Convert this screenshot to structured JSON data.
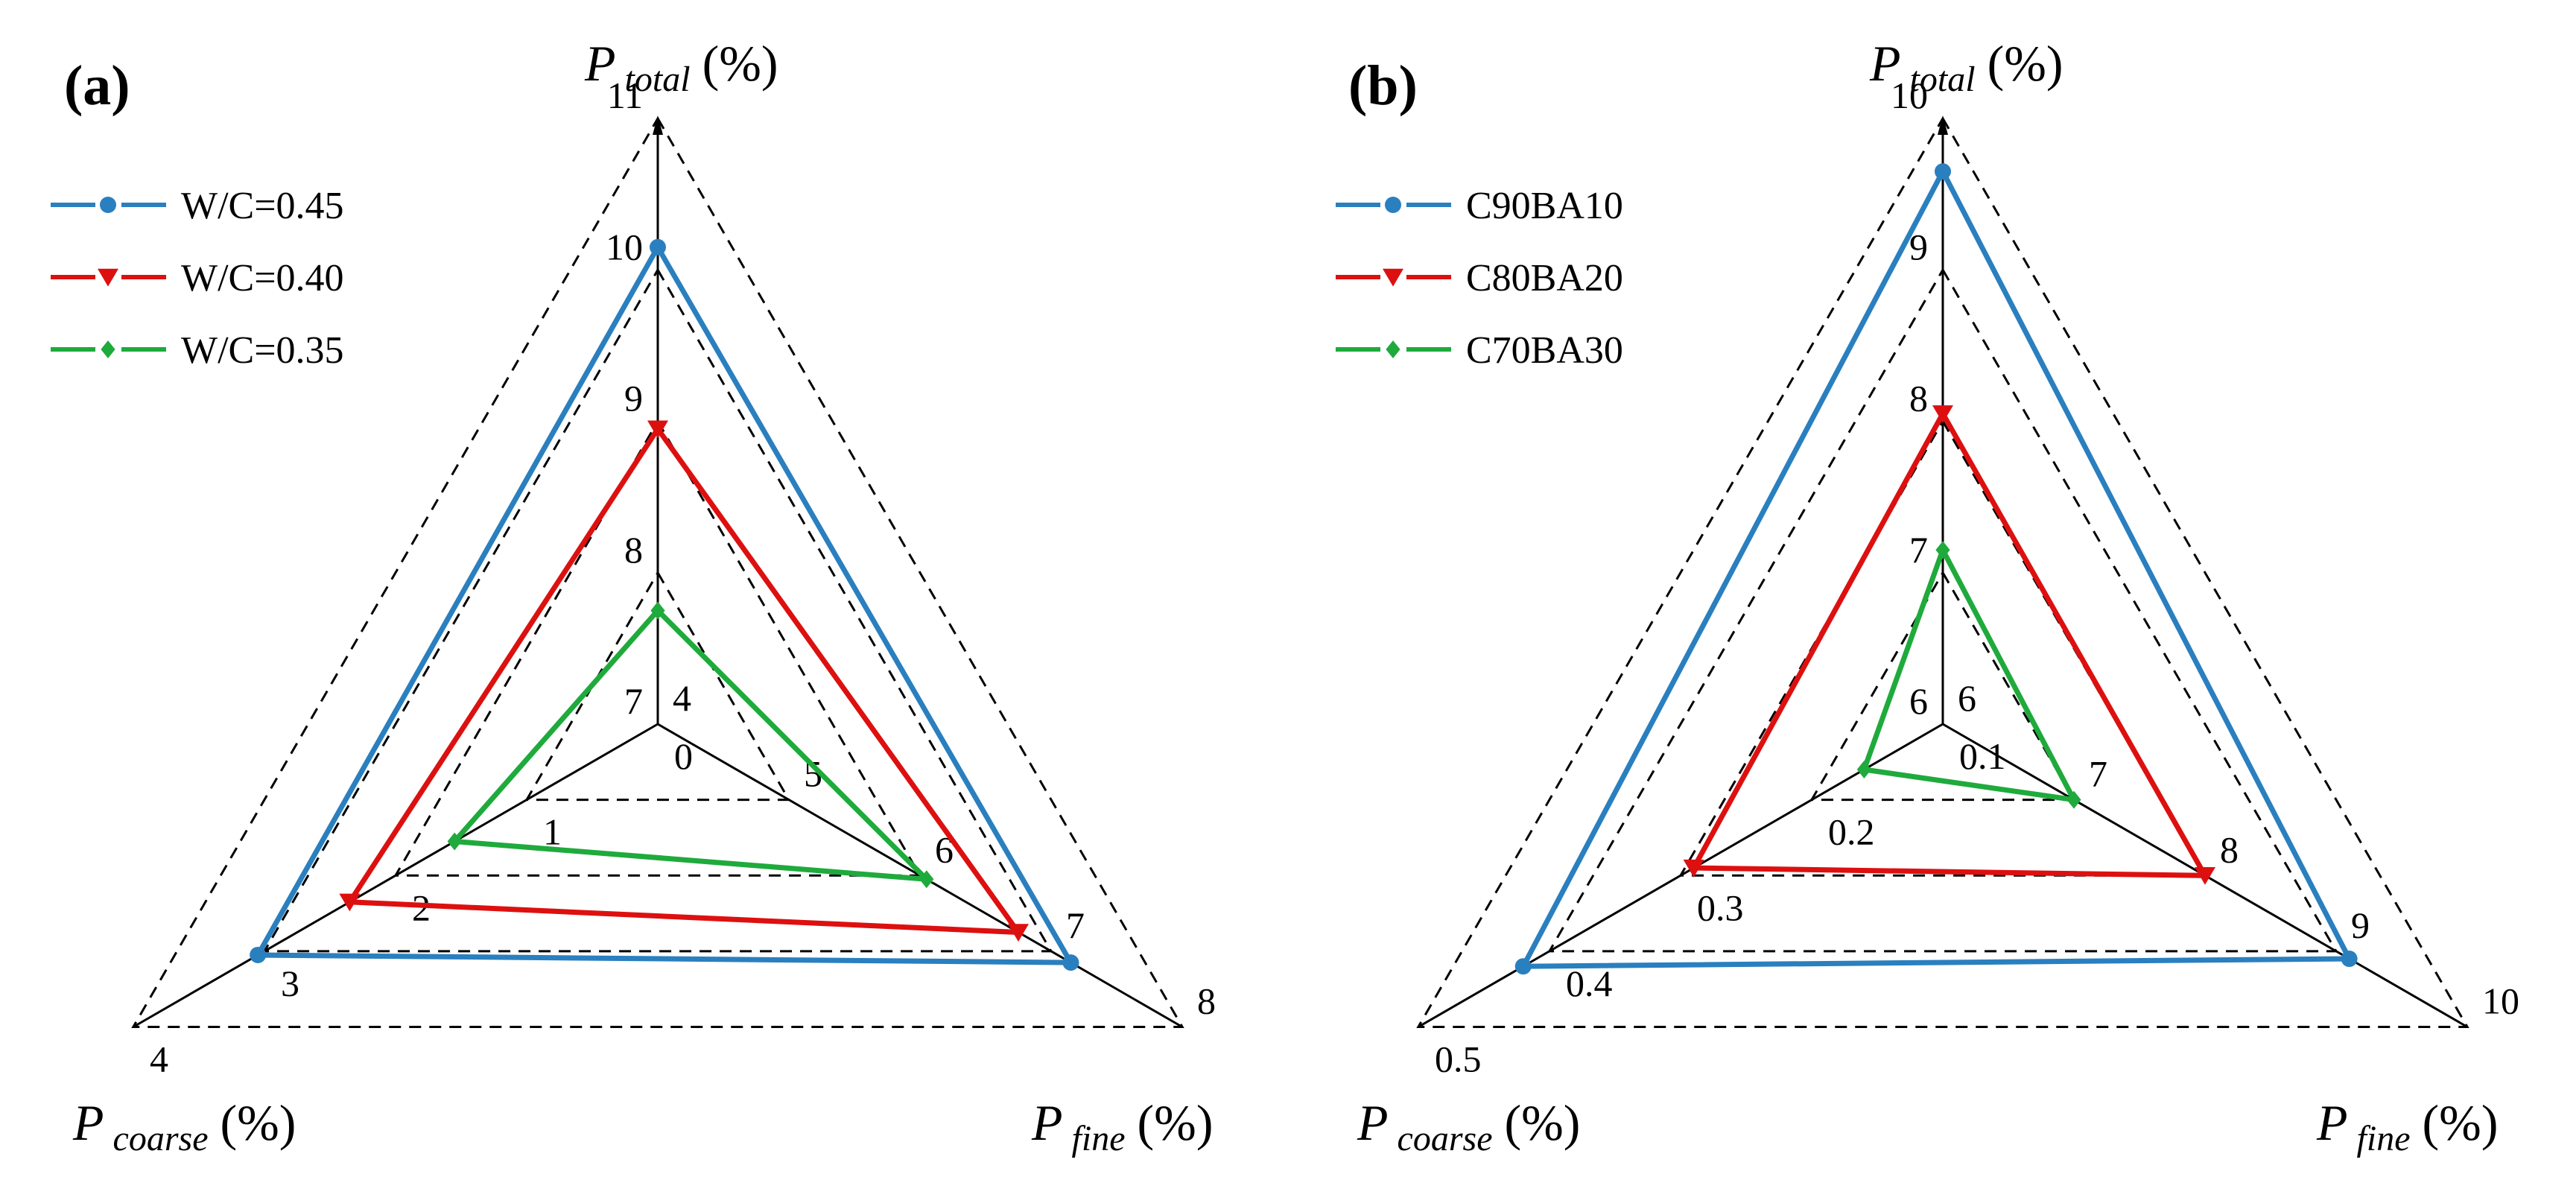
{
  "chart_data": [
    {
      "type": "radar-ternary",
      "panel_label": "(a)",
      "axes": [
        {
          "key": "total",
          "label_main": "P",
          "label_sub": "total",
          "unit": "(%)",
          "range": [
            7,
            11
          ],
          "ticks": [
            7,
            8,
            9,
            10,
            11
          ]
        },
        {
          "key": "fine",
          "label_main": "P",
          "label_sub": "fine",
          "unit": "(%)",
          "range": [
            4,
            8
          ],
          "ticks": [
            4,
            5,
            6,
            7,
            8
          ]
        },
        {
          "key": "coarse",
          "label_main": "P",
          "label_sub": "coarse",
          "unit": "(%)",
          "range": [
            0,
            4
          ],
          "ticks": [
            0,
            1,
            2,
            3,
            4
          ]
        }
      ],
      "series": [
        {
          "name": "W/C=0.45",
          "color": "#2a7fbf",
          "marker": "circle",
          "values": {
            "total": 10.15,
            "fine": 7.15,
            "coarse": 3.05
          }
        },
        {
          "name": "W/C=0.40",
          "color": "#dd1010",
          "marker": "triangle-down",
          "values": {
            "total": 8.95,
            "fine": 6.75,
            "coarse": 2.35
          }
        },
        {
          "name": "W/C=0.35",
          "color": "#1faa3c",
          "marker": "diamond",
          "values": {
            "total": 7.75,
            "fine": 6.05,
            "coarse": 1.55
          }
        }
      ],
      "legend_position": "top-left"
    },
    {
      "type": "radar-ternary",
      "panel_label": "(b)",
      "axes": [
        {
          "key": "total",
          "label_main": "P",
          "label_sub": "total",
          "unit": "(%)",
          "range": [
            6,
            10
          ],
          "ticks": [
            6,
            7,
            8,
            9,
            10
          ]
        },
        {
          "key": "fine",
          "label_main": "P",
          "label_sub": "fine",
          "unit": "(%)",
          "range": [
            6,
            10
          ],
          "ticks": [
            6,
            7,
            8,
            9,
            10
          ]
        },
        {
          "key": "coarse",
          "label_main": "P",
          "label_sub": "coarse",
          "unit": "(%)",
          "range": [
            0.1,
            0.5
          ],
          "ticks": [
            0.1,
            0.2,
            0.3,
            0.4,
            0.5
          ]
        }
      ],
      "series": [
        {
          "name": "C90BA10",
          "color": "#2a7fbf",
          "marker": "circle",
          "values": {
            "total": 9.65,
            "fine": 9.1,
            "coarse": 0.42
          }
        },
        {
          "name": "C80BA20",
          "color": "#dd1010",
          "marker": "triangle-down",
          "values": {
            "total": 8.05,
            "fine": 8.0,
            "coarse": 0.29
          }
        },
        {
          "name": "C70BA30",
          "color": "#1faa3c",
          "marker": "diamond",
          "values": {
            "total": 7.15,
            "fine": 7.0,
            "coarse": 0.16
          }
        }
      ],
      "legend_position": "top-left"
    }
  ]
}
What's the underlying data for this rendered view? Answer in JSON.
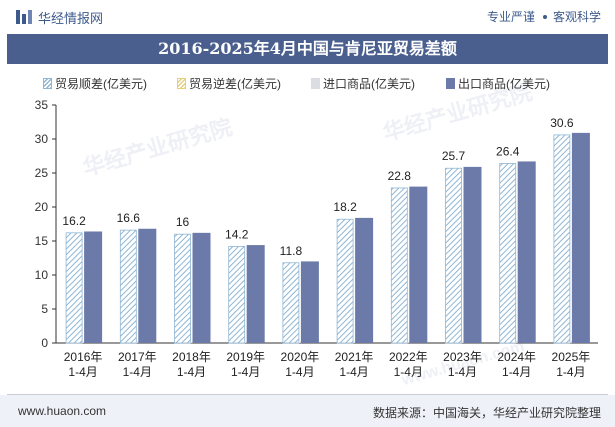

▶ Stated exercise
Go through the listing above and write it out again exactly, dropping the pictures.

▶ Response to the exercise
Convert this screenshot to structured JSON data.
{
  "chart_data": [
    {
      "type": "radar-ternary",
      "panel_label": "(a)",
      "axes": [
        {
          "key": "total",
          "label_main": "P",
          "label_sub": "total",
          "unit": "(%)",
          "range": [
            7,
            11
          ],
          "ticks": [
            7,
            8,
            9,
            10,
            11
          ]
        },
        {
          "key": "fine",
          "label_main": "P",
          "label_sub": "fine",
          "unit": "(%)",
          "range": [
            4,
            8
          ],
          "ticks": [
            4,
            5,
            6,
            7,
            8
          ]
        },
        {
          "key": "coarse",
          "label_main": "P",
          "label_sub": "coarse",
          "unit": "(%)",
          "range": [
            0,
            4
          ],
          "ticks": [
            0,
            1,
            2,
            3,
            4
          ]
        }
      ],
      "series": [
        {
          "name": "W/C=0.45",
          "color": "#2a7fbf",
          "marker": "circle",
          "values": {
            "total": 10.15,
            "fine": 7.15,
            "coarse": 3.05
          }
        },
        {
          "name": "W/C=0.40",
          "color": "#dd1010",
          "marker": "triangle-down",
          "values": {
            "total": 8.95,
            "fine": 6.75,
            "coarse": 2.35
          }
        },
        {
          "name": "W/C=0.35",
          "color": "#1faa3c",
          "marker": "diamond",
          "values": {
            "total": 7.75,
            "fine": 6.05,
            "coarse": 1.55
          }
        }
      ],
      "legend_position": "top-left"
    },
    {
      "type": "radar-ternary",
      "panel_label": "(b)",
      "axes": [
        {
          "key": "total",
          "label_main": "P",
          "label_sub": "total",
          "unit": "(%)",
          "range": [
            6,
            10
          ],
          "ticks": [
            6,
            7,
            8,
            9,
            10
          ]
        },
        {
          "key": "fine",
          "label_main": "P",
          "label_sub": "fine",
          "unit": "(%)",
          "range": [
            6,
            10
          ],
          "ticks": [
            6,
            7,
            8,
            9,
            10
          ]
        },
        {
          "key": "coarse",
          "label_main": "P",
          "label_sub": "coarse",
          "unit": "(%)",
          "range": [
            0.1,
            0.5
          ],
          "ticks": [
            0.1,
            0.2,
            0.3,
            0.4,
            0.5
          ]
        }
      ],
      "series": [
        {
          "name": "C90BA10",
          "color": "#2a7fbf",
          "marker": "circle",
          "values": {
            "total": 9.65,
            "fine": 9.1,
            "coarse": 0.42
          }
        },
        {
          "name": "C80BA20",
          "color": "#dd1010",
          "marker": "triangle-down",
          "values": {
            "total": 8.05,
            "fine": 8.0,
            "coarse": 0.29
          }
        },
        {
          "name": "C70BA30",
          "color": "#1faa3c",
          "marker": "diamond",
          "values": {
            "total": 7.15,
            "fine": 7.0,
            "coarse": 0.16
          }
        }
      ],
      "legend_position": "top-left"
    }
  ]
}
What's the underlying data for this rendered view? Answer in JSON.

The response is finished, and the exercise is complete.